--- Data for processing ---

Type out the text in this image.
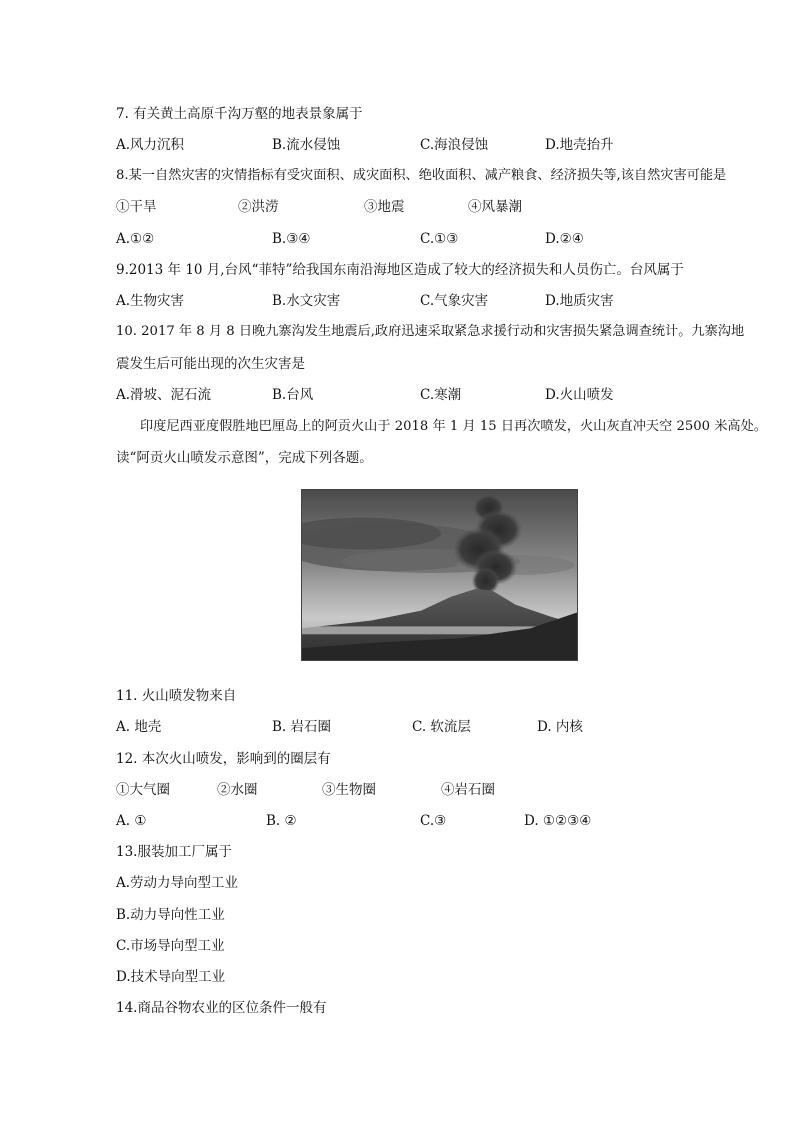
7. 有关黄土高原千沟万壑的地表景象属于
A.风力沉积	B.流水侵蚀	C.海浪侵蚀	D.地壳抬升
8.某一自然灾害的灾情指标有受灾面积、成灾面积、绝收面积、减产粮食、经济损失等,该自然灾害可能是
①干旱	②洪涝	③地震	④风暴潮
A.①②	B.③④	C.①③	D.②④
9.2013 年 10 月,台风“菲特”给我国东南沿海地区造成了较大的经济损失和人员伤亡。台风属于
A.生物灾害	B.水文灾害	C.气象灾害	D.地质灾害
10. 2017 年 8 月 8 日晚九寨沟发生地震后,政府迅速采取紧急求援行动和灾害损失紧急调查统计。九寨沟地
震发生后可能出现的次生灾害是
A.滑坡、泥石流	B.台风	C.寒潮	D.火山喷发
印度尼西亚度假胜地巴厘岛上的阿贡火山于 2018 年 1 月 15 日再次喷发，火山灰直冲天空 2500 米高处。
读“阿贡火山喷发示意图”，完成下列各题。
11. 火山喷发物来自
A. 地壳	B. 岩石圈	C. 软流层	D. 内核
12. 本次火山喷发，影响到的圈层有
①大气圈	②水圈	③生物圈	④岩石圈
A. ①	B. ②	C.③	D. ①②③④
13.服装加工厂属于
A.劳动力导向型工业
B.动力导向性工业
C.市场导向型工业
D.技术导向型工业
14.商品谷物农业的区位条件一般有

---

# Task directions
Every entry above needs to be retyped exactly; drop the pictures.

# Task result
Type out the text in this image.
7. 有关黄土高原千沟万壑的地表景象属于
A.风力沉积	B.流水侵蚀	C.海浪侵蚀	D.地壳抬升
8.某一自然灾害的灾情指标有受灾面积、成灾面积、绝收面积、减产粮食、经济损失等,该自然灾害可能是
①干旱	②洪涝	③地震	④风暴潮
A.①②	B.③④	C.①③	D.②④
9.2013 年 10 月,台风“菲特”给我国东南沿海地区造成了较大的经济损失和人员伤亡。台风属于
A.生物灾害	B.水文灾害	C.气象灾害	D.地质灾害
10. 2017 年 8 月 8 日晚九寨沟发生地震后,政府迅速采取紧急求援行动和灾害损失紧急调查统计。九寨沟地
震发生后可能出现的次生灾害是
A.滑坡、泥石流	B.台风	C.寒潮	D.火山喷发
印度尼西亚度假胜地巴厘岛上的阿贡火山于 2018 年 1 月 15 日再次喷发，火山灰直冲天空 2500 米高处。
读“阿贡火山喷发示意图”，完成下列各题。
11. 火山喷发物来自
A. 地壳	B. 岩石圈	C. 软流层	D. 内核
12. 本次火山喷发，影响到的圈层有
①大气圈	②水圈	③生物圈	④岩石圈
A. ①	B. ②	C.③	D. ①②③④
13.服装加工厂属于
A.劳动力导向型工业
B.动力导向性工业
C.市场导向型工业
D.技术导向型工业
14.商品谷物农业的区位条件一般有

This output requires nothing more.